── Data listing

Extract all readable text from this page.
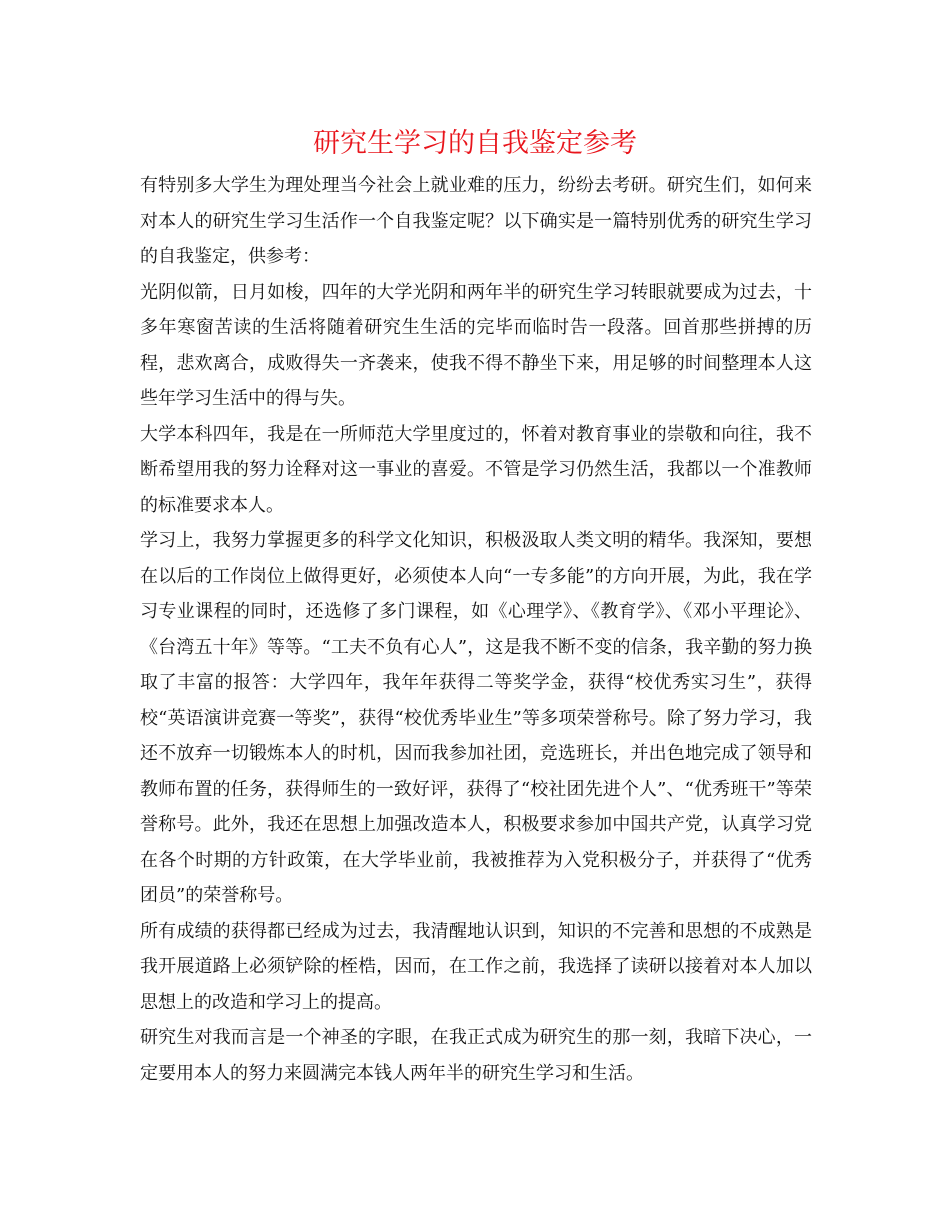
研究生学习的自我鉴定参考

有特别多大学生为理处理当今社会上就业难的压力，纷纷去考研。研究生们，如何来对本人的研究生学习生活作一个自我鉴定呢？以下确实是一篇特别优秀的研究生学习的自我鉴定，供参考：

光阴似箭，日月如梭，四年的大学光阴和两年半的研究生学习转眼就要成为过去，十多年寒窗苦读的生活将随着研究生生活的完毕而临时告一段落。回首那些拼搏的历程，悲欢离合，成败得失一齐袭来，使我不得不静坐下来，用足够的时间整理本人这些年学习生活中的得与失。

大学本科四年，我是在一所师范大学里度过的，怀着对教育事业的崇敬和向往，我不断希望用我的努力诠释对这一事业的喜爱。不管是学习仍然生活，我都以一个准教师的标准要求本人。

学习上，我努力掌握更多的科学文化知识，积极汲取人类文明的精华。我深知，要想在以后的工作岗位上做得更好，必须使本人向“一专多能”的方向开展，为此，我在学习专业课程的同时，还选修了多门课程，如《心理学》、《教育学》、《邓小平理论》、《台湾五十年》等等。“工夫不负有心人”，这是我不断不变的信条，我辛勤的努力换取了丰富的报答：大学四年，我年年获得二等奖学金，获得“校优秀实习生”，获得校“英语演讲竞赛一等奖”，获得“校优秀毕业生”等多项荣誉称号。除了努力学习，我还不放弃一切锻炼本人的时机，因而我参加社团，竞选班长，并出色地完成了领导和教师布置的任务，获得师生的一致好评，获得了“校社团先进个人”、“优秀班干”等荣誉称号。此外，我还在思想上加强改造本人，积极要求参加中国共产党，认真学习党在各个时期的方针政策，在大学毕业前，我被推荐为入党积极分子，并获得了“优秀团员”的荣誉称号。

所有成绩的获得都已经成为过去，我清醒地认识到，知识的不完善和思想的不成熟是我开展道路上必须铲除的桎梏，因而，在工作之前，我选择了读研以接着对本人加以思想上的改造和学习上的提高。

研究生对我而言是一个神圣的字眼，在我正式成为研究生的那一刻，我暗下决心，一定要用本人的努力来圆满完本钱人两年半的研究生学习和生活。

────

* Given task:
Pictures are excluded; copy all other data exactly as shown.

* Correct response:
Extract all readable text from this page.
研究生学习的自我鉴定参考

有特别多大学生为理处理当今社会上就业难的压力，纷纷去考研。研究生们，如何来对本人的研究生学习生活作一个自我鉴定呢？以下确实是一篇特别优秀的研究生学习的自我鉴定，供参考：

光阴似箭，日月如梭，四年的大学光阴和两年半的研究生学习转眼就要成为过去，十多年寒窗苦读的生活将随着研究生生活的完毕而临时告一段落。回首那些拼搏的历程，悲欢离合，成败得失一齐袭来，使我不得不静坐下来，用足够的时间整理本人这些年学习生活中的得与失。

大学本科四年，我是在一所师范大学里度过的，怀着对教育事业的崇敬和向往，我不断希望用我的努力诠释对这一事业的喜爱。不管是学习仍然生活，我都以一个准教师的标准要求本人。

学习上，我努力掌握更多的科学文化知识，积极汲取人类文明的精华。我深知，要想在以后的工作岗位上做得更好，必须使本人向“一专多能”的方向开展，为此，我在学习专业课程的同时，还选修了多门课程，如《心理学》、《教育学》、《邓小平理论》、《台湾五十年》等等。“工夫不负有心人”，这是我不断不变的信条，我辛勤的努力换取了丰富的报答：大学四年，我年年获得二等奖学金，获得“校优秀实习生”，获得校“英语演讲竞赛一等奖”，获得“校优秀毕业生”等多项荣誉称号。除了努力学习，我还不放弃一切锻炼本人的时机，因而我参加社团，竞选班长，并出色地完成了领导和教师布置的任务，获得师生的一致好评，获得了“校社团先进个人”、“优秀班干”等荣誉称号。此外，我还在思想上加强改造本人，积极要求参加中国共产党，认真学习党在各个时期的方针政策，在大学毕业前，我被推荐为入党积极分子，并获得了“优秀团员”的荣誉称号。

所有成绩的获得都已经成为过去，我清醒地认识到，知识的不完善和思想的不成熟是我开展道路上必须铲除的桎梏，因而，在工作之前，我选择了读研以接着对本人加以思想上的改造和学习上的提高。

研究生对我而言是一个神圣的字眼，在我正式成为研究生的那一刻，我暗下决心，一定要用本人的努力来圆满完本钱人两年半的研究生学习和生活。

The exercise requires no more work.